(Records):
****************************************
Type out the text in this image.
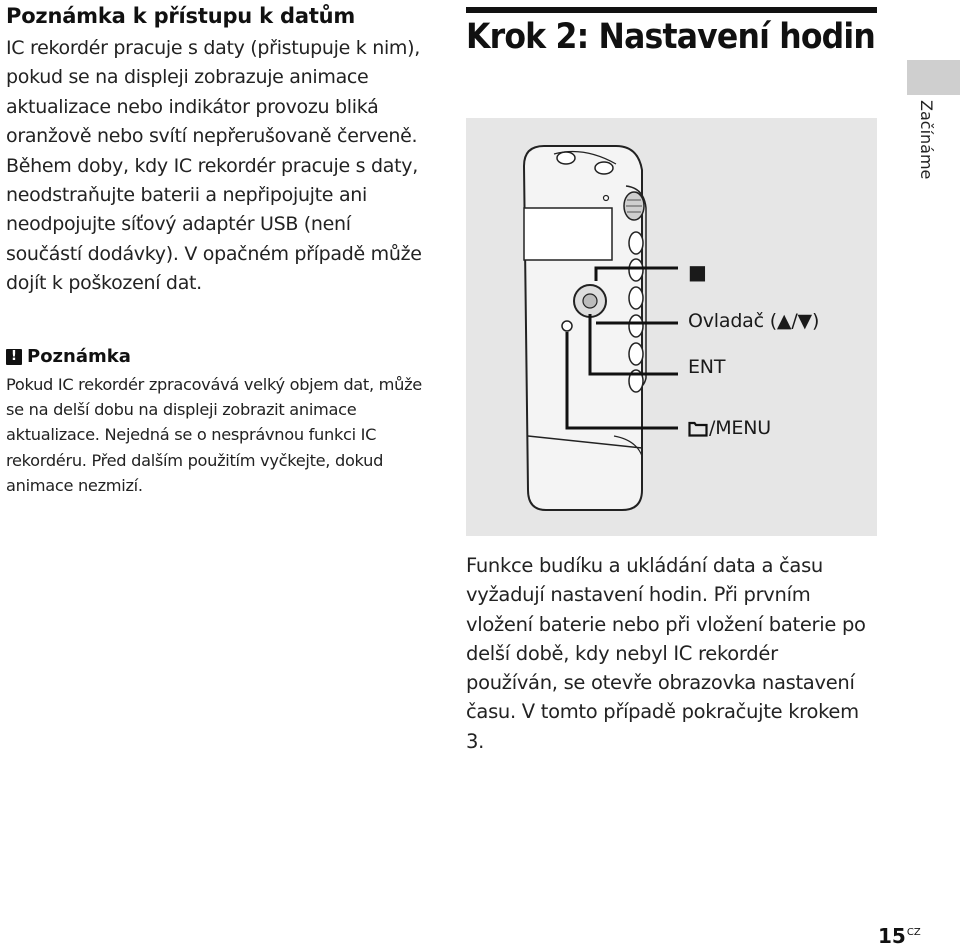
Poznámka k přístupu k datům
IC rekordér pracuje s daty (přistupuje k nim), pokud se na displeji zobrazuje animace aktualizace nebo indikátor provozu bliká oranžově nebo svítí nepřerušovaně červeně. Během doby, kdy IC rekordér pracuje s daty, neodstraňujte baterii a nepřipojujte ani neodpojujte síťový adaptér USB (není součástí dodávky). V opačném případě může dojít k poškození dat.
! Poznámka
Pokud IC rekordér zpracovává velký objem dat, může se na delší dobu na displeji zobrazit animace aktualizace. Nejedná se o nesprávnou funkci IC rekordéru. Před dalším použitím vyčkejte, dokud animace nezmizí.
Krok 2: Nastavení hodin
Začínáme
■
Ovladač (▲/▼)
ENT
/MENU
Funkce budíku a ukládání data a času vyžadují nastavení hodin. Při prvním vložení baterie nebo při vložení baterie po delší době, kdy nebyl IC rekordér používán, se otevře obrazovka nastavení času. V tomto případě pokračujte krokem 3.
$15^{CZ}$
****************************************
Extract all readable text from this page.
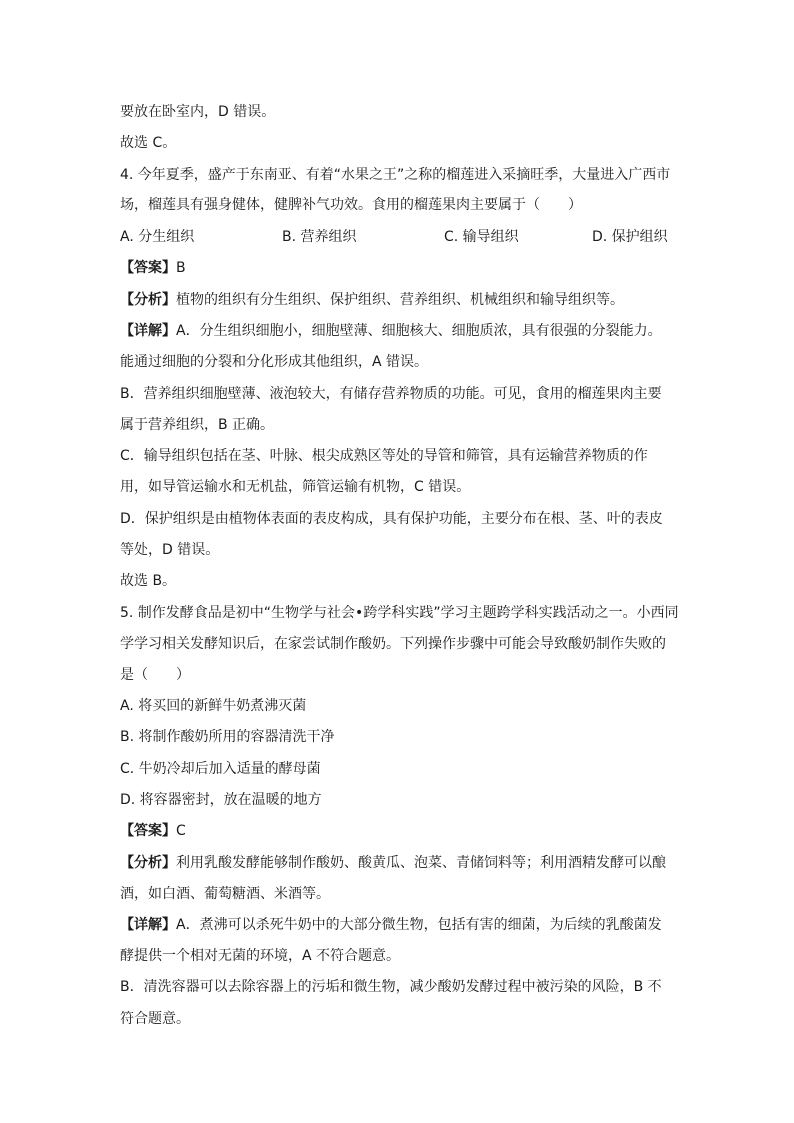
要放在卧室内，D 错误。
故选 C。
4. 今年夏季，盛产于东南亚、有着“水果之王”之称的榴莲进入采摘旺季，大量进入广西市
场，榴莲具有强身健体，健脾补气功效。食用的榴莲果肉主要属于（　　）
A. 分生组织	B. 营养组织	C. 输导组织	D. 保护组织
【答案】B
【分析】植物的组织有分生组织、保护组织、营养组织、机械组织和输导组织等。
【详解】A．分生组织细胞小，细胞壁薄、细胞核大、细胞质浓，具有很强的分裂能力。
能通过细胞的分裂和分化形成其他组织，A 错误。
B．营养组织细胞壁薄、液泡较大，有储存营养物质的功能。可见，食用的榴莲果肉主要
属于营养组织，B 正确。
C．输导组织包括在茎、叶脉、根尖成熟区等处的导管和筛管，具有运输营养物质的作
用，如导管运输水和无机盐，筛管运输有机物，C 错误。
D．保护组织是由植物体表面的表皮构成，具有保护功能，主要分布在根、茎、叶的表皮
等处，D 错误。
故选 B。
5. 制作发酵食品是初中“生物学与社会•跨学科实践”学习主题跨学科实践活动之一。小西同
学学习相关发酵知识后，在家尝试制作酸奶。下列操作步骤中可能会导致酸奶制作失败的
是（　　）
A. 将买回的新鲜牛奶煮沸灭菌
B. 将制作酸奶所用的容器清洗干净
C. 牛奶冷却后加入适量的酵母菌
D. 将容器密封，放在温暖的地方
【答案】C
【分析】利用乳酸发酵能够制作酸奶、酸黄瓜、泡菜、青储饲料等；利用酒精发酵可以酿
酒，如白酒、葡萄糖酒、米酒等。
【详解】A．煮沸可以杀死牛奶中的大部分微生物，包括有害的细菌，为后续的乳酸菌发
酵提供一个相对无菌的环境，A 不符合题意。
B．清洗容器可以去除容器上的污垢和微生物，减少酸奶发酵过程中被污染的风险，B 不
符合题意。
****************************************
(Exercise): Track down all lines above with the string "hodin" and copy them.

(Task solution):
Krok 2: Nastavení hodin
Funkce budíku a ukládání data a času vyžadují nastavení hodin. Při prvním vložení baterie nebo při vložení baterie po delší době, kdy nebyl IC rekordér používán, se otevře obrazovka nastavení času. V tomto případě pokračujte krokem 3.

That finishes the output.